:: Dataset rows ::

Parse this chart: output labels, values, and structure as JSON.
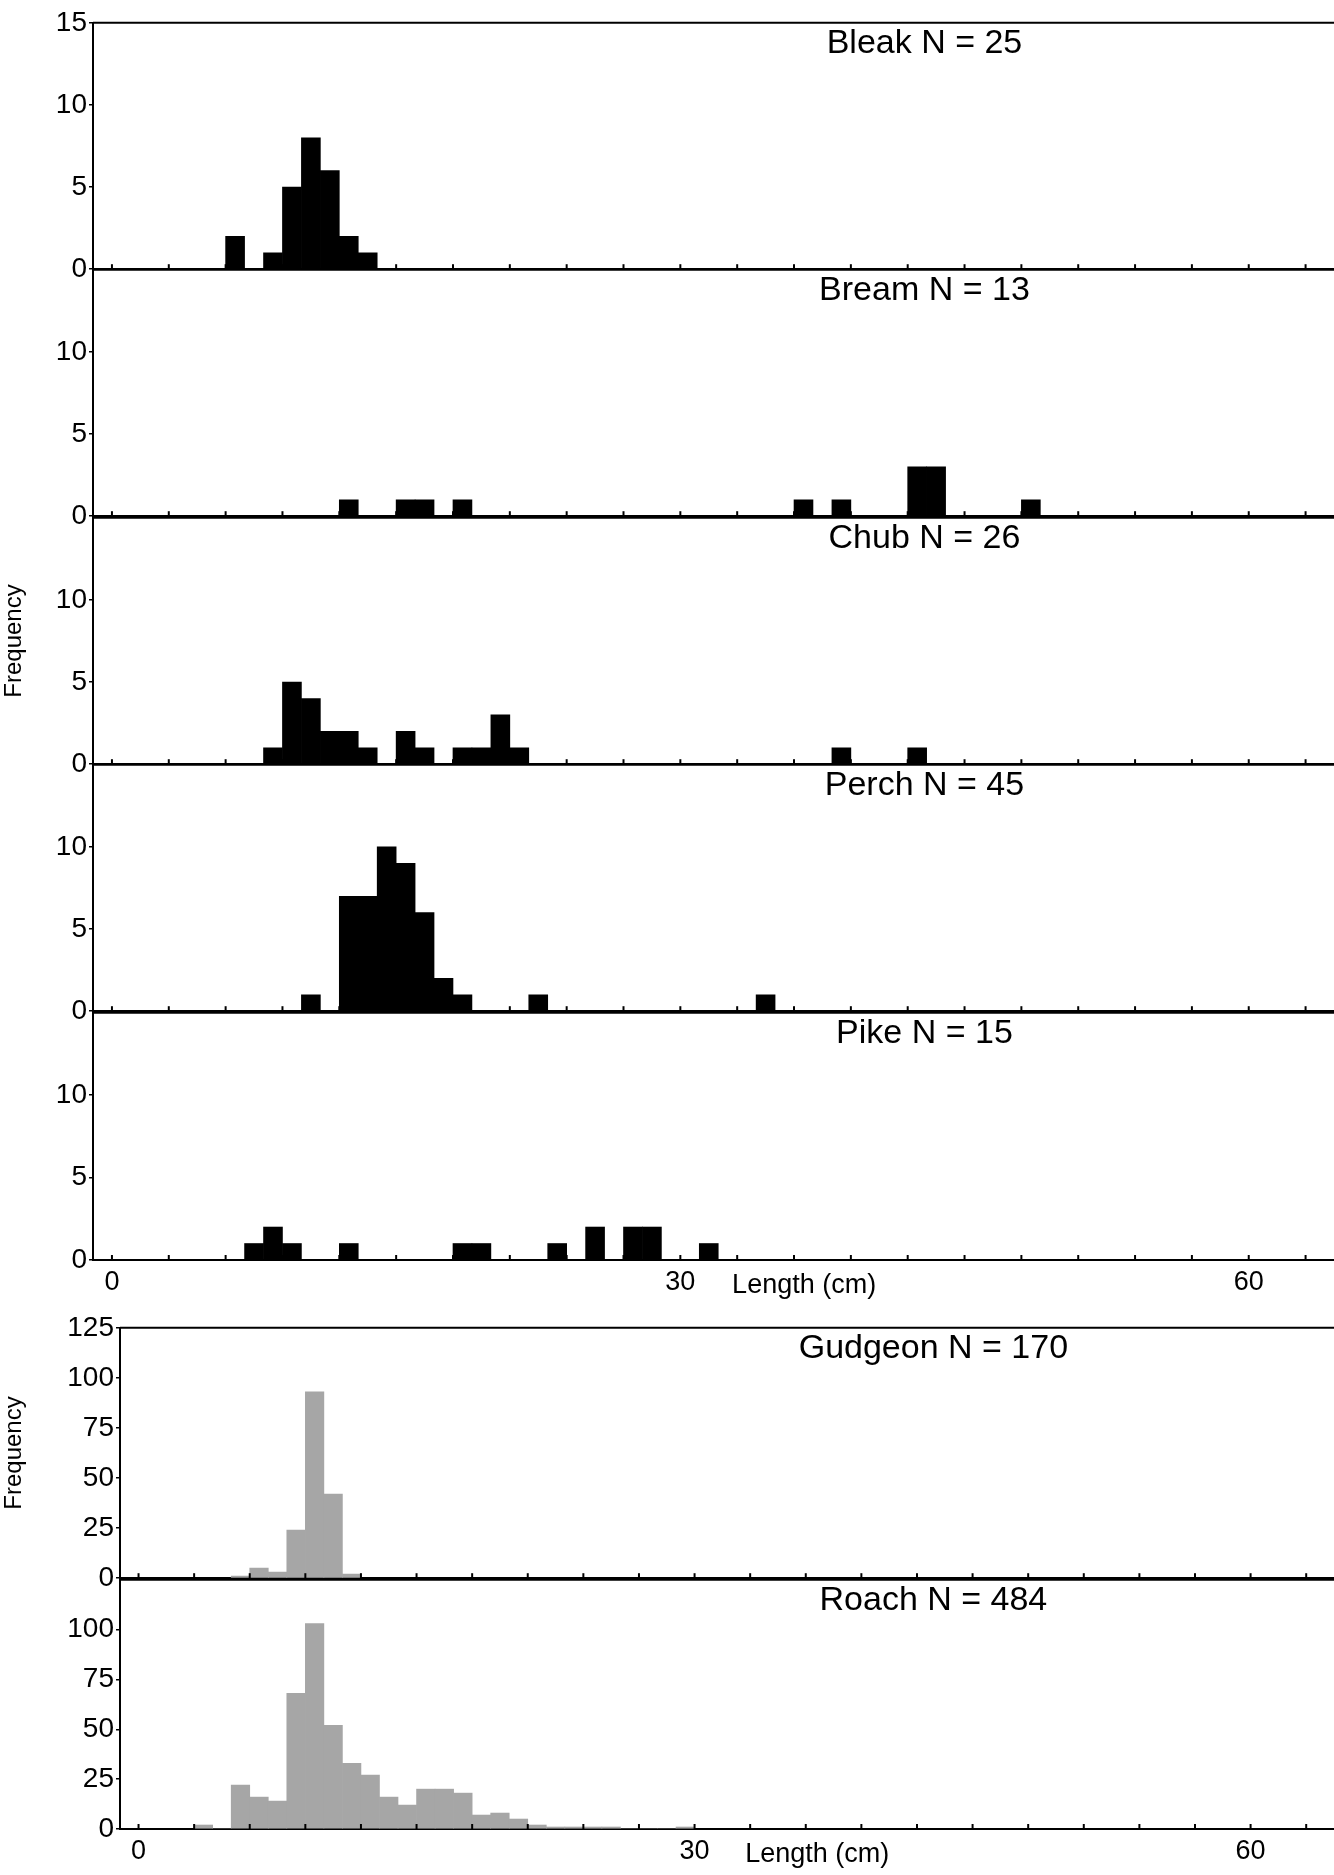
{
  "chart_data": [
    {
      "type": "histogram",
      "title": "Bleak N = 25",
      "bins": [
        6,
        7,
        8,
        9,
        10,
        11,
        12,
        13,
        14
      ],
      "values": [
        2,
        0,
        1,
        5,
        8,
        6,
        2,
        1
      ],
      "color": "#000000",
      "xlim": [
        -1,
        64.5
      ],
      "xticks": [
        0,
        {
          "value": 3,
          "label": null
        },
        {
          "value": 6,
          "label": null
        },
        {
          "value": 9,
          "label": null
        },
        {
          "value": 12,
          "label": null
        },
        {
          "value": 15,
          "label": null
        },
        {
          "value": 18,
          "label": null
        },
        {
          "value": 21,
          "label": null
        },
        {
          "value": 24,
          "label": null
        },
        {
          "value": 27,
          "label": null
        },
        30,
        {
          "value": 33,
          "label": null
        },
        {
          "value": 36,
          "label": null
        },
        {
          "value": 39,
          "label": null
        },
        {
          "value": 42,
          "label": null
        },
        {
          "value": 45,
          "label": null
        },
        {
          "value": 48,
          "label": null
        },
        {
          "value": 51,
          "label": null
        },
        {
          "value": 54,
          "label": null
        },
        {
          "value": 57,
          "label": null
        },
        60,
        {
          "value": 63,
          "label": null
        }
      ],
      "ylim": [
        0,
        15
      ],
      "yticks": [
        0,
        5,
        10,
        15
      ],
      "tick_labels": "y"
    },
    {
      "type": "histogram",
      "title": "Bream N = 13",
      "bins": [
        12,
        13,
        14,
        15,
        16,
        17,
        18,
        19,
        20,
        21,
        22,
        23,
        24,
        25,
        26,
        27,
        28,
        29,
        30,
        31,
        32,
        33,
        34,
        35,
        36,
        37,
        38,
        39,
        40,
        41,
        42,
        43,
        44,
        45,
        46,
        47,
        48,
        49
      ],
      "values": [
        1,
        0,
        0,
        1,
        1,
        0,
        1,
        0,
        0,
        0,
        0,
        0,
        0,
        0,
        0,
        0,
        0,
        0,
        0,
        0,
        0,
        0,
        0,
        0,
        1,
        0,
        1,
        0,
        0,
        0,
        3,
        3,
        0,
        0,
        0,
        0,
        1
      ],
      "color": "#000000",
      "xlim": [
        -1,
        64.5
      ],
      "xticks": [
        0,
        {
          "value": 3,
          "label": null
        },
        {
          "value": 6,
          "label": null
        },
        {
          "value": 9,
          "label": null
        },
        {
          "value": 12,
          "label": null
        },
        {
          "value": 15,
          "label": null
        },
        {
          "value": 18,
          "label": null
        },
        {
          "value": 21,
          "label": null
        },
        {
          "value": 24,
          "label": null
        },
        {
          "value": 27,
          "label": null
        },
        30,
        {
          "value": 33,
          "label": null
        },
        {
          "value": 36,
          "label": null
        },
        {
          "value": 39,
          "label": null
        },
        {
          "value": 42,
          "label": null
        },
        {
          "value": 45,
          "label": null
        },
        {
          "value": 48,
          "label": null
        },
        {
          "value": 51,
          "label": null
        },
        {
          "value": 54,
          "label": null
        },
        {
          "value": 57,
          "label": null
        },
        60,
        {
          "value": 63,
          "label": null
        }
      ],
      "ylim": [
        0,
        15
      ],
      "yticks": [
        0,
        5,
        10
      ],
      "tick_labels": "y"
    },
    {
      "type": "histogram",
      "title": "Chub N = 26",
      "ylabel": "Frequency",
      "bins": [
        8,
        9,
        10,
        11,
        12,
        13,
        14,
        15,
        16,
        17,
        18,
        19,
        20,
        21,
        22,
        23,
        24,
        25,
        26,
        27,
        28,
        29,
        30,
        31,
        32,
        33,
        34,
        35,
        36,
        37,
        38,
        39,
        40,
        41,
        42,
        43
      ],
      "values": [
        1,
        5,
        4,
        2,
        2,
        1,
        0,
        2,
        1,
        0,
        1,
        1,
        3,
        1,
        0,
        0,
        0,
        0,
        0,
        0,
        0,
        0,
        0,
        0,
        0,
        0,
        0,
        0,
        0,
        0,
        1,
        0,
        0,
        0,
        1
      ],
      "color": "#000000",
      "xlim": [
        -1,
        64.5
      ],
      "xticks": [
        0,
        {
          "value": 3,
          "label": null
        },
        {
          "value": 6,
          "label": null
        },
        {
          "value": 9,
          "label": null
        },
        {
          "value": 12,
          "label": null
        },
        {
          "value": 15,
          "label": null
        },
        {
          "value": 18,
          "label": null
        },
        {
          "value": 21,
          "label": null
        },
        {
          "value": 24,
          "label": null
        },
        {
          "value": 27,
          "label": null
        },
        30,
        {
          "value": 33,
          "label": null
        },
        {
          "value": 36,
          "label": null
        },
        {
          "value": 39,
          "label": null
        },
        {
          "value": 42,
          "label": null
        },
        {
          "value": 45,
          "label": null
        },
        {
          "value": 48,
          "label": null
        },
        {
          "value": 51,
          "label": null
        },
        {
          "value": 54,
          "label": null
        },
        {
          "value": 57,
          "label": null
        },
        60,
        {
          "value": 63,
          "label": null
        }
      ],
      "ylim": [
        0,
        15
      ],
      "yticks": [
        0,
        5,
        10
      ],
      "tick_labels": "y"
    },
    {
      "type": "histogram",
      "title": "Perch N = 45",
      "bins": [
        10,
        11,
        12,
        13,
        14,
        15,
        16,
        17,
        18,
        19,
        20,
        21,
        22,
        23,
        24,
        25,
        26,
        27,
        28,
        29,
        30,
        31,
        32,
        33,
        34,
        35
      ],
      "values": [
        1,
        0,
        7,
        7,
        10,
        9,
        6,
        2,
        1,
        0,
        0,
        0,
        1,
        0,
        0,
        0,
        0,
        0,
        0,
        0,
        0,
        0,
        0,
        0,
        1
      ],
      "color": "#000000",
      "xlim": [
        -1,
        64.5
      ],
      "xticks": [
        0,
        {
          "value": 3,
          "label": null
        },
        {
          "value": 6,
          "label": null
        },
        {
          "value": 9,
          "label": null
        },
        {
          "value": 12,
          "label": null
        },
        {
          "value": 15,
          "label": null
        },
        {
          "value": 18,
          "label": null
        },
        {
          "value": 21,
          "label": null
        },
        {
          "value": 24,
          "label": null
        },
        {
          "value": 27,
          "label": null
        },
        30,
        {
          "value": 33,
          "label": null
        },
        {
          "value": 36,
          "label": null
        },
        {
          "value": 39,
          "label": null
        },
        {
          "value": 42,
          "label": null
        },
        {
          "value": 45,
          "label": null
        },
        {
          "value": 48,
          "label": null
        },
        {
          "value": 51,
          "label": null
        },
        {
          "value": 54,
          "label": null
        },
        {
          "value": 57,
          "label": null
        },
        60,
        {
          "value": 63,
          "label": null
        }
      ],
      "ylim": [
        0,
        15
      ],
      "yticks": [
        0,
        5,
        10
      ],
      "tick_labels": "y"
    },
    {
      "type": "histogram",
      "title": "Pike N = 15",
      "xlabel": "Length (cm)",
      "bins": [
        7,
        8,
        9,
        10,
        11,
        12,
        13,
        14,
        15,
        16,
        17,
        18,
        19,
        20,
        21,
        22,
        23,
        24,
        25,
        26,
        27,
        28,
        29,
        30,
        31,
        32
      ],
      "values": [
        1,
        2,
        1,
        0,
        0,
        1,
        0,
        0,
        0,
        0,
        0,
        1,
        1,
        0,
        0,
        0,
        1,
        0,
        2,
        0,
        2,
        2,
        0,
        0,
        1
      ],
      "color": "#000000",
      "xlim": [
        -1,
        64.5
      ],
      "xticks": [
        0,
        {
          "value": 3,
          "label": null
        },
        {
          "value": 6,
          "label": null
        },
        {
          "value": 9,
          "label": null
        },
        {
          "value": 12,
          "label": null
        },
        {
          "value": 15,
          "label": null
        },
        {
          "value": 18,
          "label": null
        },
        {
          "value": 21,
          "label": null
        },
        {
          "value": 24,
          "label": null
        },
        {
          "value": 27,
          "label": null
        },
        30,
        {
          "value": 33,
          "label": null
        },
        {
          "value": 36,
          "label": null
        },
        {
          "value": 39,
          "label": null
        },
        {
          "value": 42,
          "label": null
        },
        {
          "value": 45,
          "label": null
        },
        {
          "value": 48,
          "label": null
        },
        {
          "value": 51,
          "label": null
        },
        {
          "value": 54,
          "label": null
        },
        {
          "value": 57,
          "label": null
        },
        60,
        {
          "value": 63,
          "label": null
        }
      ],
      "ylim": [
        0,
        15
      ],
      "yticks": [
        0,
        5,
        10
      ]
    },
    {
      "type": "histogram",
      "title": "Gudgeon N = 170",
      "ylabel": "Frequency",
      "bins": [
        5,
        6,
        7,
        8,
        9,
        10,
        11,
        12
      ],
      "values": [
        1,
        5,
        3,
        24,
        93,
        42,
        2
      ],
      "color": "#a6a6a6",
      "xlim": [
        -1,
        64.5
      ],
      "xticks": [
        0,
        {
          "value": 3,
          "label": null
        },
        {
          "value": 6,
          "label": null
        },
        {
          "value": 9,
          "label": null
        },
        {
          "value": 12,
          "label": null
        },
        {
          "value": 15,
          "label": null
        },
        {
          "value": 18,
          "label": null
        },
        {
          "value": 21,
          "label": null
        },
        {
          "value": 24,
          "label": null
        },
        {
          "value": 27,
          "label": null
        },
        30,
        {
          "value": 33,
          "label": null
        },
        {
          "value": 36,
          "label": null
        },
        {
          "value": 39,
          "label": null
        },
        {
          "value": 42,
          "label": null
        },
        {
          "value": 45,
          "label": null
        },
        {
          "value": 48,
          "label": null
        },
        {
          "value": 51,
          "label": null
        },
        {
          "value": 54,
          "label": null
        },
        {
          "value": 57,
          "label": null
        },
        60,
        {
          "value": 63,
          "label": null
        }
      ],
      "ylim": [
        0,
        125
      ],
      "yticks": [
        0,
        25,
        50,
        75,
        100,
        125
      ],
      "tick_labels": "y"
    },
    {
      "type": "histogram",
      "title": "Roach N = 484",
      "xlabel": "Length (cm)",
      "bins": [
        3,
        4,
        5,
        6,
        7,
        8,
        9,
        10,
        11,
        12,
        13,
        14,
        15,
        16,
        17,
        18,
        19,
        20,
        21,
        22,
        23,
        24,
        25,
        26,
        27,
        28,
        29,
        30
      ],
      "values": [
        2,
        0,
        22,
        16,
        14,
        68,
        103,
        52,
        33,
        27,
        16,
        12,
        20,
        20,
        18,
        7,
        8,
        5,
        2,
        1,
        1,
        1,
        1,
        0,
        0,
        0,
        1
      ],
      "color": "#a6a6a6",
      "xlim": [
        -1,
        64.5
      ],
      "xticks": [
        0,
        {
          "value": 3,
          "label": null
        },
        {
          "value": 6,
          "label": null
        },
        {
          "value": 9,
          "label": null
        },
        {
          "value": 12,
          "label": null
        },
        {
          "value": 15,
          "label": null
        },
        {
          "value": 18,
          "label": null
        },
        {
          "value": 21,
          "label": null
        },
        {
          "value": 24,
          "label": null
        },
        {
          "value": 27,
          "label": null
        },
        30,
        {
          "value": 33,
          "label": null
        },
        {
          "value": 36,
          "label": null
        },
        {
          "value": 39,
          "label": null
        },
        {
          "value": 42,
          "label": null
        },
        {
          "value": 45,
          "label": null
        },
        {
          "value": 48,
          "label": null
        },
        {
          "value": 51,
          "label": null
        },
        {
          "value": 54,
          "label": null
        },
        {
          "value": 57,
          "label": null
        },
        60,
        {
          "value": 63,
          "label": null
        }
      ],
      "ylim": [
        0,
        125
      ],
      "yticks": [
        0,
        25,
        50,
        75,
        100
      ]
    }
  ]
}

:::

▶ **Exercise**
Find every line in the records above that holds the word "title", and copy each one.

▶ **Solution to the exercise**
      "title": "Bleak N = 25",
      "title": "Bream N = 13",
      "title": "Chub N = 26",
      "title": "Perch N = 45",
      "title": "Pike N = 15",
      "title": "Gudgeon N = 170",
      "title": "Roach N = 484",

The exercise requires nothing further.